%%

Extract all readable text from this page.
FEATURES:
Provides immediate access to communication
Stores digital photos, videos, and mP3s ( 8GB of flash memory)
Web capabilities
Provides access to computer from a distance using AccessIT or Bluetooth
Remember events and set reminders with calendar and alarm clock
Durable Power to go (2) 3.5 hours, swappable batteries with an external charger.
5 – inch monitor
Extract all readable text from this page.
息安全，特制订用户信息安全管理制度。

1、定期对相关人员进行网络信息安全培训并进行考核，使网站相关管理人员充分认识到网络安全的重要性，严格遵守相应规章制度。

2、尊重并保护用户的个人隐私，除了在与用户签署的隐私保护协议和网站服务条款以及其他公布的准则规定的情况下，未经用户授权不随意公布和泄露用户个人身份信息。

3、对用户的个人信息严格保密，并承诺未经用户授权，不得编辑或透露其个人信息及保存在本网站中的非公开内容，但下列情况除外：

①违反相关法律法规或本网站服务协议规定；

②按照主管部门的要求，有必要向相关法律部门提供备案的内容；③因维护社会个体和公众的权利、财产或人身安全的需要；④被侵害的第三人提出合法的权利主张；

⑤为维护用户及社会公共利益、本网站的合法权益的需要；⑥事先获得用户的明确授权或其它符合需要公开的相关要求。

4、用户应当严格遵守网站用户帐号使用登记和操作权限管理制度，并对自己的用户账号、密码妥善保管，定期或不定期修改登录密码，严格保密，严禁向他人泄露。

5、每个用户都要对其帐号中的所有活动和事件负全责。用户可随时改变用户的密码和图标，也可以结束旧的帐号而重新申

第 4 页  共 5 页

%%

What to do.
Take every line above carrying "with" and return it.

Answer below.
Remember events and set reminders with calendar and alarm clock
Durable Power to go (2) 3.5 hours, swappable batteries with an external charger.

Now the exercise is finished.